### Required work
Output the entries word for word. Omit images.

### Items
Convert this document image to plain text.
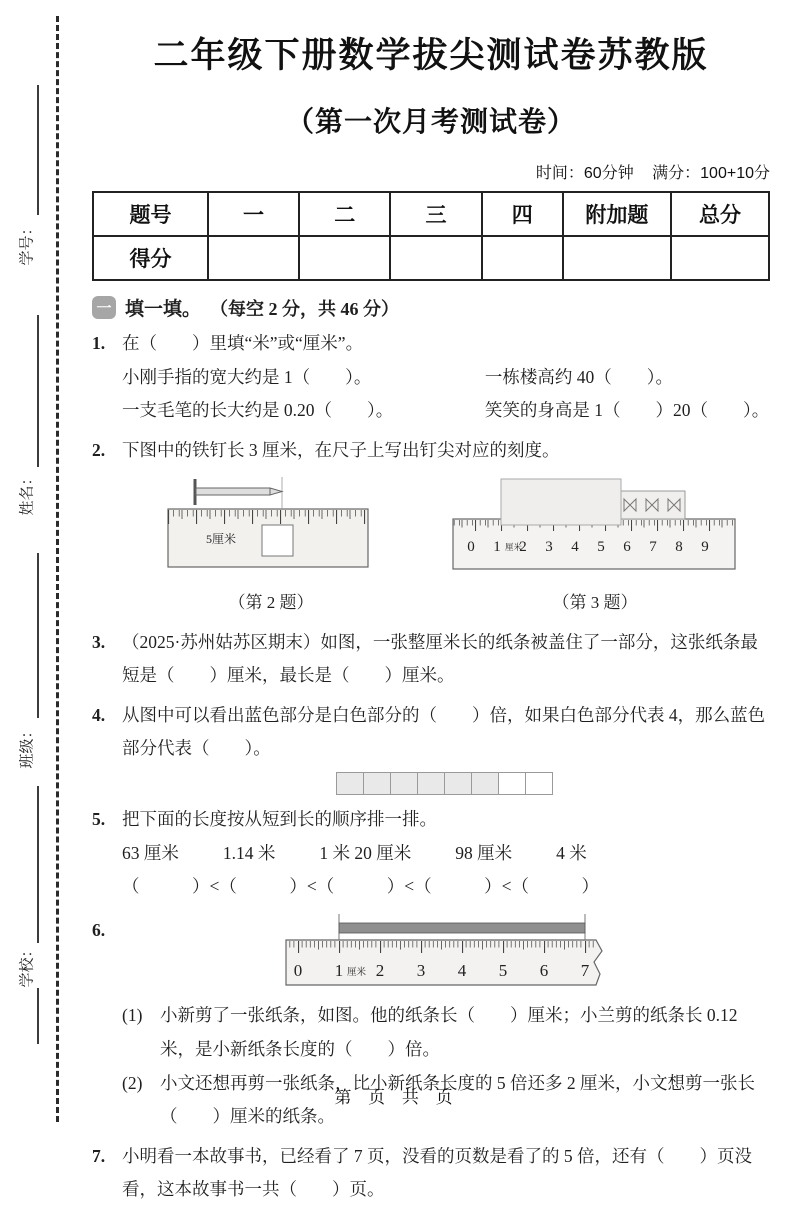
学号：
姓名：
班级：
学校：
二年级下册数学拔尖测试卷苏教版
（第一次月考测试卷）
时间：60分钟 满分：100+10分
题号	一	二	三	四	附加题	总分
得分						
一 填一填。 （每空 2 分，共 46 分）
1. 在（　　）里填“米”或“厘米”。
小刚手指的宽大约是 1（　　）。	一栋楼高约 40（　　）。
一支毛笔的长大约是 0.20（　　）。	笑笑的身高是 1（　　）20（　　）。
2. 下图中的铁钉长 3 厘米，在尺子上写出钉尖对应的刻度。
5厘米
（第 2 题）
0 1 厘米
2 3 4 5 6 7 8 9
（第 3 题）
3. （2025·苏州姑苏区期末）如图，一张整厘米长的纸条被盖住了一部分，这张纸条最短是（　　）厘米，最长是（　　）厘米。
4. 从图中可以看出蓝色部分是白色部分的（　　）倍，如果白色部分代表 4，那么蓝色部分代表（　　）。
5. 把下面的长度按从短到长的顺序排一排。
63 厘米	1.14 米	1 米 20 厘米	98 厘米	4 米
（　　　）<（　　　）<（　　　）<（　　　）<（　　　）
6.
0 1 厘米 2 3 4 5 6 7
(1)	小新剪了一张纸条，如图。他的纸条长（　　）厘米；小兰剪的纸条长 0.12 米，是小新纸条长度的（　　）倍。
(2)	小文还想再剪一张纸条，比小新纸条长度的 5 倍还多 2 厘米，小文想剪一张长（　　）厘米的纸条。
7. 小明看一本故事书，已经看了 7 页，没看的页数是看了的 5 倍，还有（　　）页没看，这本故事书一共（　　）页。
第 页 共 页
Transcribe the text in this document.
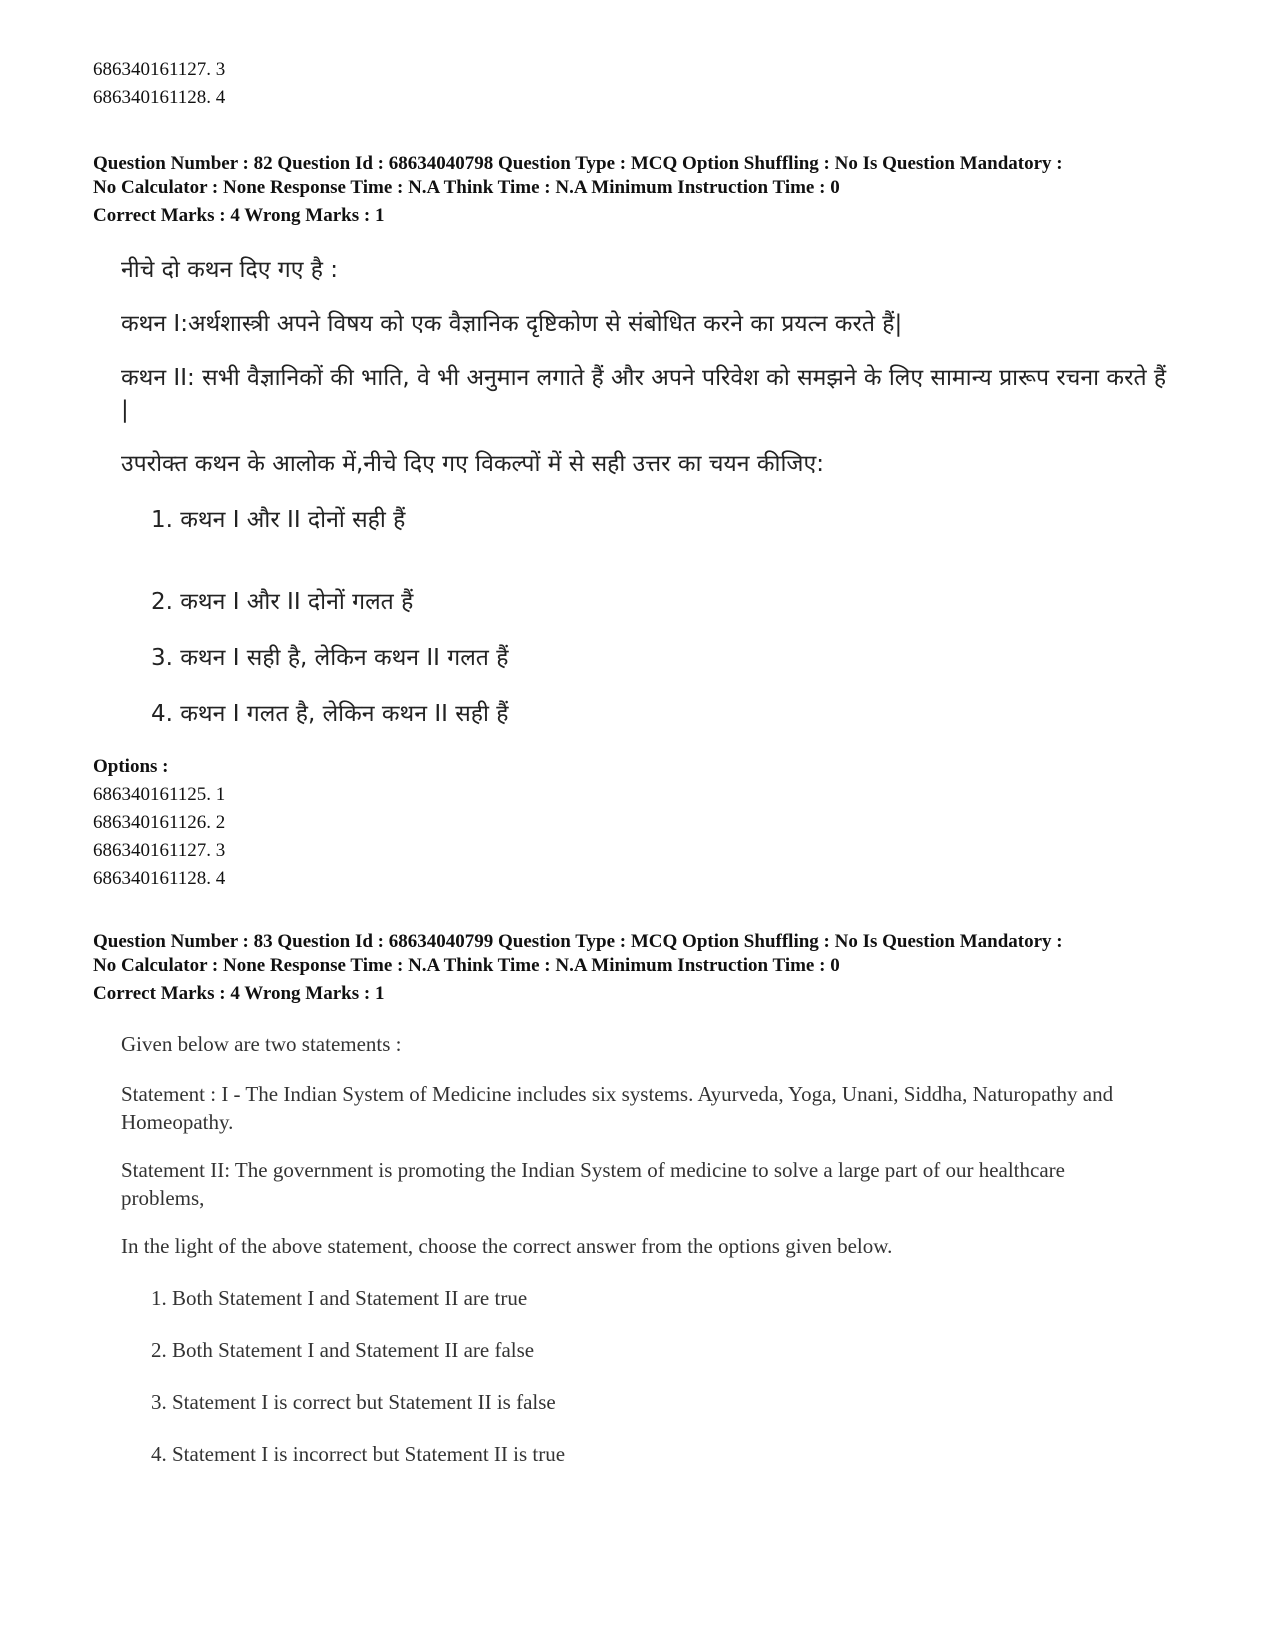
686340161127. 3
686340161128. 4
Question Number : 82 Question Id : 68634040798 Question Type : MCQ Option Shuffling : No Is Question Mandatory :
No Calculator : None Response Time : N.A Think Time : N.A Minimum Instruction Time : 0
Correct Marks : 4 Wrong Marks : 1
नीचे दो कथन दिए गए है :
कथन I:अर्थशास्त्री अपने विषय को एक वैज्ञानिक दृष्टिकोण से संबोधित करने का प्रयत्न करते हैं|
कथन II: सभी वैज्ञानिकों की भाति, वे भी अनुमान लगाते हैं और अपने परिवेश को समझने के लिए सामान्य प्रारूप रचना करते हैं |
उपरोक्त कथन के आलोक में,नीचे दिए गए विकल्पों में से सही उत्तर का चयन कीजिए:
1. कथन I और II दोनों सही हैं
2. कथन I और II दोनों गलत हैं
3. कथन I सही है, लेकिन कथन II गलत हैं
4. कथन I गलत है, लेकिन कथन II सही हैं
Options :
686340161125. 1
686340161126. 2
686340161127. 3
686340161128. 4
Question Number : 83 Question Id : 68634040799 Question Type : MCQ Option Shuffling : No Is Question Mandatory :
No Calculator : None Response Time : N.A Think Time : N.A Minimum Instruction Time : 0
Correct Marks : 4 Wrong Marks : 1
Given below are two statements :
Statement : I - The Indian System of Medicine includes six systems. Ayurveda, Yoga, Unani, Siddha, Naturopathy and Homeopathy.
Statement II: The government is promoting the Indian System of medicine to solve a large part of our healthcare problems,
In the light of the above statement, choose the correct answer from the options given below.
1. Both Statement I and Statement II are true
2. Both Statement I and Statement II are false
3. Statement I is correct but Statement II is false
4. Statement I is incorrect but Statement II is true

### Output below
Convert this document image to plain text.
学号：
姓名：
班级：
学校：
二年级下册数学拔尖测试卷苏教版
（第一次月考测试卷）
时间：60分钟 满分：100+10分
题号	一	二	三	四	附加题	总分
得分						
一 填一填。 （每空 2 分，共 46 分）
1. 在（　　）里填“米”或“厘米”。
小刚手指的宽大约是 1（　　）。	一栋楼高约 40（　　）。
一支毛笔的长大约是 0.20（　　）。	笑笑的身高是 1（　　）20（　　）。
2. 下图中的铁钉长 3 厘米，在尺子上写出钉尖对应的刻度。
5厘米
（第 2 题）
0 1 厘米
2 3 4 5 6 7 8 9
（第 3 题）
3. （2025·苏州姑苏区期末）如图，一张整厘米长的纸条被盖住了一部分，这张纸条最短是（　　）厘米，最长是（　　）厘米。
4. 从图中可以看出蓝色部分是白色部分的（　　）倍，如果白色部分代表 4，那么蓝色部分代表（　　）。
5. 把下面的长度按从短到长的顺序排一排。
63 厘米	1.14 米	1 米 20 厘米	98 厘米	4 米
（　　　）<（　　　）<（　　　）<（　　　）<（　　　）
6.
0 1 厘米 2 3 4 5 6 7
(1)	小新剪了一张纸条，如图。他的纸条长（　　）厘米；小兰剪的纸条长 0.12 米，是小新纸条长度的（　　）倍。
(2)	小文还想再剪一张纸条，比小新纸条长度的 5 倍还多 2 厘米，小文想剪一张长（　　）厘米的纸条。
7. 小明看一本故事书，已经看了 7 页，没看的页数是看了的 5 倍，还有（　　）页没看，这本故事书一共（　　）页。
第 页 共 页
Transcribe the text in this document.
686340161127. 3
686340161128. 4
Question Number : 82 Question Id : 68634040798 Question Type : MCQ Option Shuffling : No Is Question Mandatory :
No Calculator : None Response Time : N.A Think Time : N.A Minimum Instruction Time : 0
Correct Marks : 4 Wrong Marks : 1
नीचे दो कथन दिए गए है :
कथन I:अर्थशास्त्री अपने विषय को एक वैज्ञानिक दृष्टिकोण से संबोधित करने का प्रयत्न करते हैं|
कथन II: सभी वैज्ञानिकों की भाति, वे भी अनुमान लगाते हैं और अपने परिवेश को समझने के लिए सामान्य प्रारूप रचना करते हैं |
उपरोक्त कथन के आलोक में,नीचे दिए गए विकल्पों में से सही उत्तर का चयन कीजिए:
1. कथन I और II दोनों सही हैं
2. कथन I और II दोनों गलत हैं
3. कथन I सही है, लेकिन कथन II गलत हैं
4. कथन I गलत है, लेकिन कथन II सही हैं
Options :
686340161125. 1
686340161126. 2
686340161127. 3
686340161128. 4
Question Number : 83 Question Id : 68634040799 Question Type : MCQ Option Shuffling : No Is Question Mandatory :
No Calculator : None Response Time : N.A Think Time : N.A Minimum Instruction Time : 0
Correct Marks : 4 Wrong Marks : 1
Given below are two statements :
Statement : I - The Indian System of Medicine includes six systems. Ayurveda, Yoga, Unani, Siddha, Naturopathy and Homeopathy.
Statement II: The government is promoting the Indian System of medicine to solve a large part of our healthcare problems,
In the light of the above statement, choose the correct answer from the options given below.
1. Both Statement I and Statement II are true
2. Both Statement I and Statement II are false
3. Statement I is correct but Statement II is false
4. Statement I is incorrect but Statement II is true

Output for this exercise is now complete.